>> Begin THE INPUT
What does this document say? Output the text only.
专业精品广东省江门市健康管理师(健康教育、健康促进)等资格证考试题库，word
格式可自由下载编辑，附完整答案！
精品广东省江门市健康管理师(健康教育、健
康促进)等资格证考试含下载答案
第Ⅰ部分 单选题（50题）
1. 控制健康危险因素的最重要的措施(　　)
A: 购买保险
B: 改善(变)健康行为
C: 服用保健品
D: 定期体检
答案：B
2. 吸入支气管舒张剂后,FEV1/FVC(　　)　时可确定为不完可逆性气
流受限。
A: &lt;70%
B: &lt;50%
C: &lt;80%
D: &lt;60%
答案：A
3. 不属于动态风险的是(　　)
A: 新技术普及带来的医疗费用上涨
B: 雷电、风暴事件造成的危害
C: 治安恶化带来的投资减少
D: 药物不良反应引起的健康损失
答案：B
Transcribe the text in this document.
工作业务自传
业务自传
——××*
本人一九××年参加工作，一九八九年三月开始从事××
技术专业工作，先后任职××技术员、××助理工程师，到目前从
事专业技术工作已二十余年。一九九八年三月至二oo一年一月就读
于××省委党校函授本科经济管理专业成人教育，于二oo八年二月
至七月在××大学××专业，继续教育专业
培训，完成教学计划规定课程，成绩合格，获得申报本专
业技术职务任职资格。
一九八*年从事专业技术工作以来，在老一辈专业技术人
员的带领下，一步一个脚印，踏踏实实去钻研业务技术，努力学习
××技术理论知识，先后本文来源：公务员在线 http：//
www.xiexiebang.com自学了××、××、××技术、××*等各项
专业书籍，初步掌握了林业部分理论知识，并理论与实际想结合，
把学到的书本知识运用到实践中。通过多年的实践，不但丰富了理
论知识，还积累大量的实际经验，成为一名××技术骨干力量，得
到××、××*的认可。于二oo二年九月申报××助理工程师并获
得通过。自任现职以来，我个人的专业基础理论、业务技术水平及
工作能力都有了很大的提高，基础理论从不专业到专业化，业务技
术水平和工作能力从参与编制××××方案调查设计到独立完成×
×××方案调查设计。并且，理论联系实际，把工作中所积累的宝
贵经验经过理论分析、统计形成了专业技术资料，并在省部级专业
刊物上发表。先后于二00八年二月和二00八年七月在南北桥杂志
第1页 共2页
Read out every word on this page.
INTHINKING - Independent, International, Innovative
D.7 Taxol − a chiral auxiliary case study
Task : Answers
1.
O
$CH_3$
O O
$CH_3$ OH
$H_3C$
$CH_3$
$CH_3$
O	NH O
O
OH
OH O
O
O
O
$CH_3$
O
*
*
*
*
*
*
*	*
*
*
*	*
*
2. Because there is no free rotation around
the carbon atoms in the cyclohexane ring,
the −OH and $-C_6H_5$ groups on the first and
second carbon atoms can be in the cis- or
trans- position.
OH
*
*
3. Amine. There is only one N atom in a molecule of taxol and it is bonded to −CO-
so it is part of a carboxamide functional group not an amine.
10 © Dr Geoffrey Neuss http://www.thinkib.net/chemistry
>> End THE INPUT
# [EXERCISE DETAILS]
Generate an exact reproduction of all entries.

# [RESULT FOR THIS TASK]
What does this document say? Output the text only.
专业精品广东省江门市健康管理师(健康教育、健康促进)等资格证考试题库，word
格式可自由下载编辑，附完整答案！
精品广东省江门市健康管理师(健康教育、健
康促进)等资格证考试含下载答案
第Ⅰ部分 单选题（50题）
1. 控制健康危险因素的最重要的措施(　　)
A: 购买保险
B: 改善(变)健康行为
C: 服用保健品
D: 定期体检
答案：B
2. 吸入支气管舒张剂后,FEV1/FVC(　　)　时可确定为不完可逆性气
流受限。
A: &lt;70%
B: &lt;50%
C: &lt;80%
D: &lt;60%
答案：A
3. 不属于动态风险的是(　　)
A: 新技术普及带来的医疗费用上涨
B: 雷电、风暴事件造成的危害
C: 治安恶化带来的投资减少
D: 药物不良反应引起的健康损失
答案：B
Transcribe the text in this document.
工作业务自传
业务自传
——××*
本人一九××年参加工作，一九八九年三月开始从事××
技术专业工作，先后任职××技术员、××助理工程师，到目前从
事专业技术工作已二十余年。一九九八年三月至二oo一年一月就读
于××省委党校函授本科经济管理专业成人教育，于二oo八年二月
至七月在××大学××专业，继续教育专业
培训，完成教学计划规定课程，成绩合格，获得申报本专
业技术职务任职资格。
一九八*年从事专业技术工作以来，在老一辈专业技术人
员的带领下，一步一个脚印，踏踏实实去钻研业务技术，努力学习
××技术理论知识，先后本文来源：公务员在线 http：//
www.xiexiebang.com自学了××、××、××技术、××*等各项
专业书籍，初步掌握了林业部分理论知识，并理论与实际想结合，
把学到的书本知识运用到实践中。通过多年的实践，不但丰富了理
论知识，还积累大量的实际经验，成为一名××技术骨干力量，得
到××、××*的认可。于二oo二年九月申报××助理工程师并获
得通过。自任现职以来，我个人的专业基础理论、业务技术水平及
工作能力都有了很大的提高，基础理论从不专业到专业化，业务技
术水平和工作能力从参与编制××××方案调查设计到独立完成×
×××方案调查设计。并且，理论联系实际，把工作中所积累的宝
贵经验经过理论分析、统计形成了专业技术资料，并在省部级专业
刊物上发表。先后于二00八年二月和二00八年七月在南北桥杂志
第1页 共2页
Read out every word on this page.
INTHINKING - Independent, International, Innovative
D.7 Taxol − a chiral auxiliary case study
Task : Answers
1.
O
$CH_3$
O O
$CH_3$ OH
$H_3C$
$CH_3$
$CH_3$
O	NH O
O
OH
OH O
O
O
O
$CH_3$
O
*
*
*
*
*
*
*	*
*
*
*	*
*
2. Because there is no free rotation around
the carbon atoms in the cyclohexane ring,
the −OH and $-C_6H_5$ groups on the first and
second carbon atoms can be in the cis- or
trans- position.
OH
*
*
3. Amine. There is only one N atom in a molecule of taxol and it is bonded to −CO-
so it is part of a carboxamide functional group not an amine.
10 © Dr Geoffrey Neuss http://www.thinkib.net/chemistry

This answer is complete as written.